──────── Supplied records ────────

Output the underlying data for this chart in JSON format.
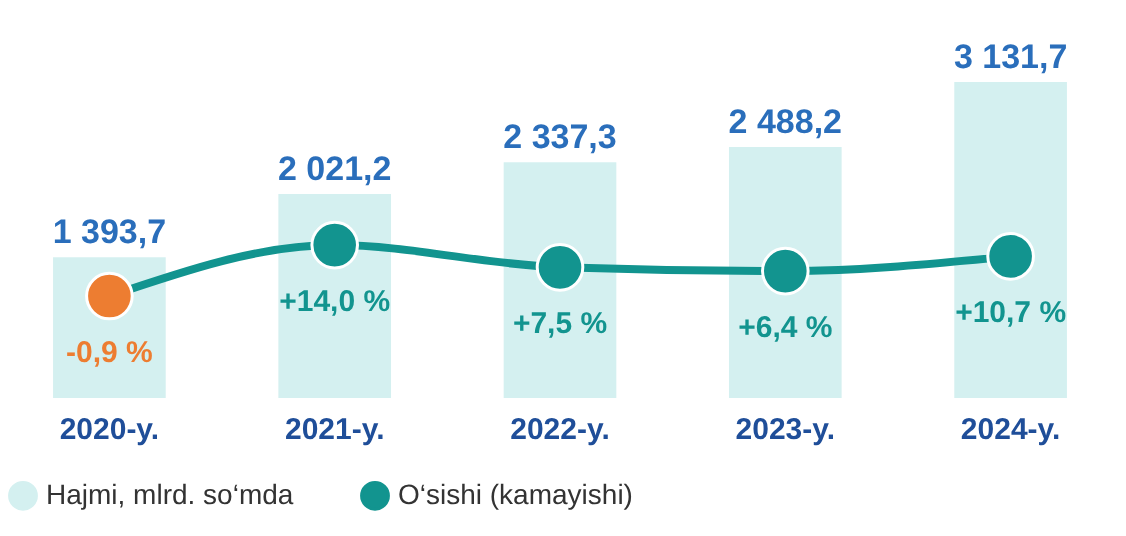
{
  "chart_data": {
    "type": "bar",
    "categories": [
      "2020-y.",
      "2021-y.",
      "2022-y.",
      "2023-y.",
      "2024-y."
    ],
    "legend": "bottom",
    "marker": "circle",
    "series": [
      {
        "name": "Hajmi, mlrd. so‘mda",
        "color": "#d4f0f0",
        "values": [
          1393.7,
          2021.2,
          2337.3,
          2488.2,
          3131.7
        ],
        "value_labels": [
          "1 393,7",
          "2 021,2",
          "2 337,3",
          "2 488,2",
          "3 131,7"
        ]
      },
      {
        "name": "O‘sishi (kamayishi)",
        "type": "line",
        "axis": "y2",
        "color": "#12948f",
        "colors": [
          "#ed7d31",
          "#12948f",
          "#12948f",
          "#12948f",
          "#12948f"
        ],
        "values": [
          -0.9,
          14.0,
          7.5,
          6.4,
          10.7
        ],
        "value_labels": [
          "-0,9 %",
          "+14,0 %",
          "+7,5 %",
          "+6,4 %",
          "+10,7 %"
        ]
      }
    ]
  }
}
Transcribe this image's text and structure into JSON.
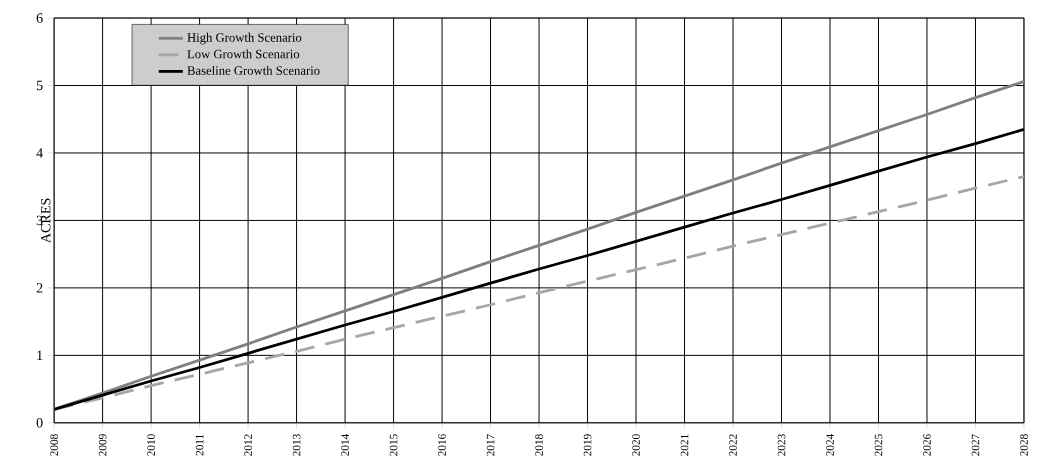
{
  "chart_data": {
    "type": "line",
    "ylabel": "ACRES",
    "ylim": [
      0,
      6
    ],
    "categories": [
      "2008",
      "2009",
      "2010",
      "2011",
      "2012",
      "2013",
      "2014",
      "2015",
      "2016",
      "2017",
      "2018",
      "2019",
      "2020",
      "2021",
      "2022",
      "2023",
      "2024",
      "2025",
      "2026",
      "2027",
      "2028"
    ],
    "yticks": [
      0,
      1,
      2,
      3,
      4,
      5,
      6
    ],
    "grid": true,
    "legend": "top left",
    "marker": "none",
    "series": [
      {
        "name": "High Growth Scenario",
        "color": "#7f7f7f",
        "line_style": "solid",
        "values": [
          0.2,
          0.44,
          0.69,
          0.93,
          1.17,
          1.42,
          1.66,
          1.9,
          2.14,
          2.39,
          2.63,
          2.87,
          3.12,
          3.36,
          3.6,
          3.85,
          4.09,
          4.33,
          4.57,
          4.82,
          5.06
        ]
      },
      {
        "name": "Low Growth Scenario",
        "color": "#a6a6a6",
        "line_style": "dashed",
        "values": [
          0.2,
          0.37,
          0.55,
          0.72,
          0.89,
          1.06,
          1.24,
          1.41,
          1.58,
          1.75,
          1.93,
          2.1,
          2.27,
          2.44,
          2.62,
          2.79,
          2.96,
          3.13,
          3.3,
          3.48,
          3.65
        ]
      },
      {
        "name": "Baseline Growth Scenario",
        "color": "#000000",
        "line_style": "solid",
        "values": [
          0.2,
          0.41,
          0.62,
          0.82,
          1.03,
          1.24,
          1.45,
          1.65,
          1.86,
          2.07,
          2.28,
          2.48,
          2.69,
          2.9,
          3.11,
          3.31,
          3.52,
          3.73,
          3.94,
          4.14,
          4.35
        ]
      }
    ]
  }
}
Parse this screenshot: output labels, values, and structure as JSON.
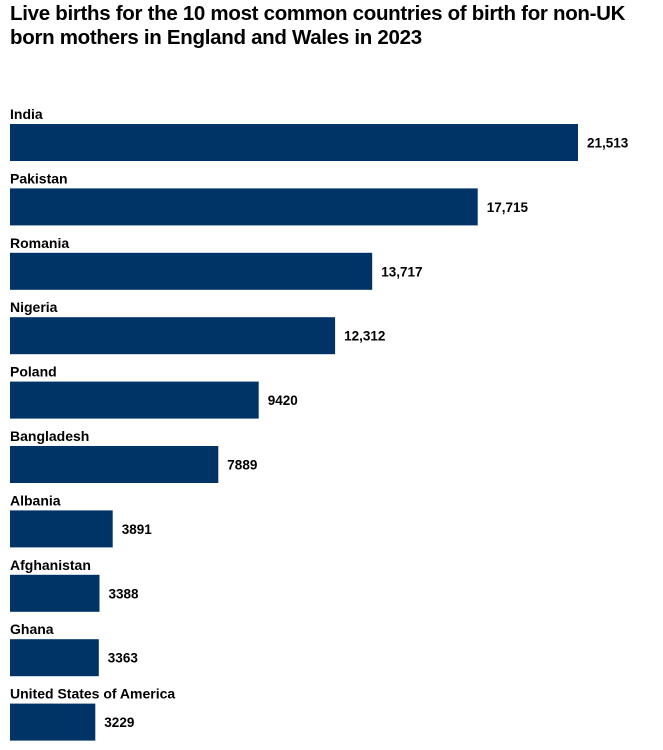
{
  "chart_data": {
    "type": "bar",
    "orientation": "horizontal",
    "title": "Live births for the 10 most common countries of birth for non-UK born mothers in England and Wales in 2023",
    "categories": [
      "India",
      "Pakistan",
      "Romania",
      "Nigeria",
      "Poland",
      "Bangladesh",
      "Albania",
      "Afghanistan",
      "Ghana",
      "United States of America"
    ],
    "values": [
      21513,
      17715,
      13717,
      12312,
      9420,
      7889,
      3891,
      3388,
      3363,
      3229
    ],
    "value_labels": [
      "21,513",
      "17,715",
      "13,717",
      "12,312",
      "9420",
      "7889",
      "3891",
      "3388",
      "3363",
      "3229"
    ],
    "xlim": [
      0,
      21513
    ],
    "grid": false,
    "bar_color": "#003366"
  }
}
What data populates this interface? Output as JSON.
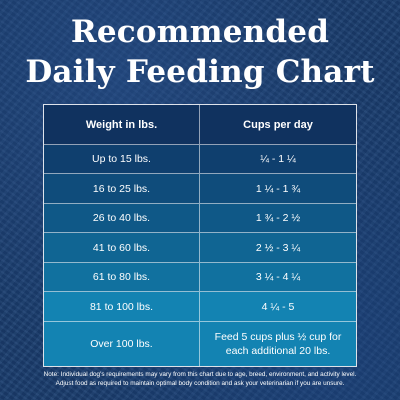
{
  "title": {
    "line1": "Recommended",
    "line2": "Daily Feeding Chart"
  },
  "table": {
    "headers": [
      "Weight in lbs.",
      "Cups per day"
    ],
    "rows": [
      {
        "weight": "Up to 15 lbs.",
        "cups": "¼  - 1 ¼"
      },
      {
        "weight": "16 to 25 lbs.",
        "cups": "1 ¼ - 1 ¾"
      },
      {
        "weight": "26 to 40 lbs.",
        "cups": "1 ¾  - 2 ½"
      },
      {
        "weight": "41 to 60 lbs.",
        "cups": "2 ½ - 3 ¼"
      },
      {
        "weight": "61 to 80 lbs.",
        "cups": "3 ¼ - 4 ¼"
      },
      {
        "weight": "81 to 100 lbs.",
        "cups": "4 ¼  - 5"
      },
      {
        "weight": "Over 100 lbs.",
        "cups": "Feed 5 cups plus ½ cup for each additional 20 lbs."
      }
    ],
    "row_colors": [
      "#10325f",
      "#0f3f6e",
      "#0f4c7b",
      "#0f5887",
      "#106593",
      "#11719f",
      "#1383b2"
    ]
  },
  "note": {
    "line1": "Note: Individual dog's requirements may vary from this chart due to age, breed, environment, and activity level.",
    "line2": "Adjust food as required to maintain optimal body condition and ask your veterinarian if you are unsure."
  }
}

────────

Aim of the exercise: Output the data exactly. Pictures don't belong in the result.

Result below:
Output the underlying data for this chart in JSON format.
{
  "chart_data": {
    "type": "bar",
    "categories": [
      "2020-y.",
      "2021-y.",
      "2022-y.",
      "2023-y.",
      "2024-y."
    ],
    "legend": "bottom",
    "marker": "circle",
    "series": [
      {
        "name": "Hajmi, mlrd. so‘mda",
        "color": "#d4f0f0",
        "values": [
          1393.7,
          2021.2,
          2337.3,
          2488.2,
          3131.7
        ],
        "value_labels": [
          "1 393,7",
          "2 021,2",
          "2 337,3",
          "2 488,2",
          "3 131,7"
        ]
      },
      {
        "name": "O‘sishi (kamayishi)",
        "type": "line",
        "axis": "y2",
        "color": "#12948f",
        "colors": [
          "#ed7d31",
          "#12948f",
          "#12948f",
          "#12948f",
          "#12948f"
        ],
        "values": [
          -0.9,
          14.0,
          7.5,
          6.4,
          10.7
        ],
        "value_labels": [
          "-0,9 %",
          "+14,0 %",
          "+7,5 %",
          "+6,4 %",
          "+10,7 %"
        ]
      }
    ]
  }
}
Transcribe this image's text and structure into JSON.
{
  "chart_data": {
    "type": "line",
    "ylabel": "ACRES",
    "ylim": [
      0,
      6
    ],
    "categories": [
      "2008",
      "2009",
      "2010",
      "2011",
      "2012",
      "2013",
      "2014",
      "2015",
      "2016",
      "2017",
      "2018",
      "2019",
      "2020",
      "2021",
      "2022",
      "2023",
      "2024",
      "2025",
      "2026",
      "2027",
      "2028"
    ],
    "yticks": [
      0,
      1,
      2,
      3,
      4,
      5,
      6
    ],
    "grid": true,
    "legend": "top left",
    "marker": "none",
    "series": [
      {
        "name": "High Growth Scenario",
        "color": "#7f7f7f",
        "line_style": "solid",
        "values": [
          0.2,
          0.44,
          0.69,
          0.93,
          1.17,
          1.42,
          1.66,
          1.9,
          2.14,
          2.39,
          2.63,
          2.87,
          3.12,
          3.36,
          3.6,
          3.85,
          4.09,
          4.33,
          4.57,
          4.82,
          5.06
        ]
      },
      {
        "name": "Low Growth Scenario",
        "color": "#a6a6a6",
        "line_style": "dashed",
        "values": [
          0.2,
          0.37,
          0.55,
          0.72,
          0.89,
          1.06,
          1.24,
          1.41,
          1.58,
          1.75,
          1.93,
          2.1,
          2.27,
          2.44,
          2.62,
          2.79,
          2.96,
          3.13,
          3.3,
          3.48,
          3.65
        ]
      },
      {
        "name": "Baseline Growth Scenario",
        "color": "#000000",
        "line_style": "solid",
        "values": [
          0.2,
          0.41,
          0.62,
          0.82,
          1.03,
          1.24,
          1.45,
          1.65,
          1.86,
          2.07,
          2.28,
          2.48,
          2.69,
          2.9,
          3.11,
          3.31,
          3.52,
          3.73,
          3.94,
          4.14,
          4.35
        ]
      }
    ]
  }
}
Parse this screenshot: output labels, values, and structure as JSON.
{
  "chart_data": {
    "type": "bar",
    "orientation": "horizontal",
    "title": "Live births for the 10 most common countries of birth for non-UK born mothers in England and Wales in 2023",
    "categories": [
      "India",
      "Pakistan",
      "Romania",
      "Nigeria",
      "Poland",
      "Bangladesh",
      "Albania",
      "Afghanistan",
      "Ghana",
      "United States of America"
    ],
    "values": [
      21513,
      17715,
      13717,
      12312,
      9420,
      7889,
      3891,
      3388,
      3363,
      3229
    ],
    "value_labels": [
      "21,513",
      "17,715",
      "13,717",
      "12,312",
      "9420",
      "7889",
      "3891",
      "3388",
      "3363",
      "3229"
    ],
    "xlim": [
      0,
      21513
    ],
    "grid": false,
    "bar_color": "#003366"
  }
}
What data populates this interface? Output as JSON.
{
  "title": {
    "line1": "Recommended",
    "line2": "Daily Feeding Chart"
  },
  "table": {
    "headers": [
      "Weight in lbs.",
      "Cups per day"
    ],
    "rows": [
      {
        "weight": "Up to 15 lbs.",
        "cups": "¼  - 1 ¼"
      },
      {
        "weight": "16 to 25 lbs.",
        "cups": "1 ¼ - 1 ¾"
      },
      {
        "weight": "26 to 40 lbs.",
        "cups": "1 ¾  - 2 ½"
      },
      {
        "weight": "41 to 60 lbs.",
        "cups": "2 ½ - 3 ¼"
      },
      {
        "weight": "61 to 80 lbs.",
        "cups": "3 ¼ - 4 ¼"
      },
      {
        "weight": "81 to 100 lbs.",
        "cups": "4 ¼  - 5"
      },
      {
        "weight": "Over 100 lbs.",
        "cups": "Feed 5 cups plus ½ cup for each additional 20 lbs."
      }
    ],
    "row_colors": [
      "#10325f",
      "#0f3f6e",
      "#0f4c7b",
      "#0f5887",
      "#106593",
      "#11719f",
      "#1383b2"
    ]
  },
  "note": {
    "line1": "Note: Individual dog's requirements may vary from this chart due to age, breed, environment, and activity level.",
    "line2": "Adjust food as required to maintain optimal body condition and ask your veterinarian if you are unsure."
  }
}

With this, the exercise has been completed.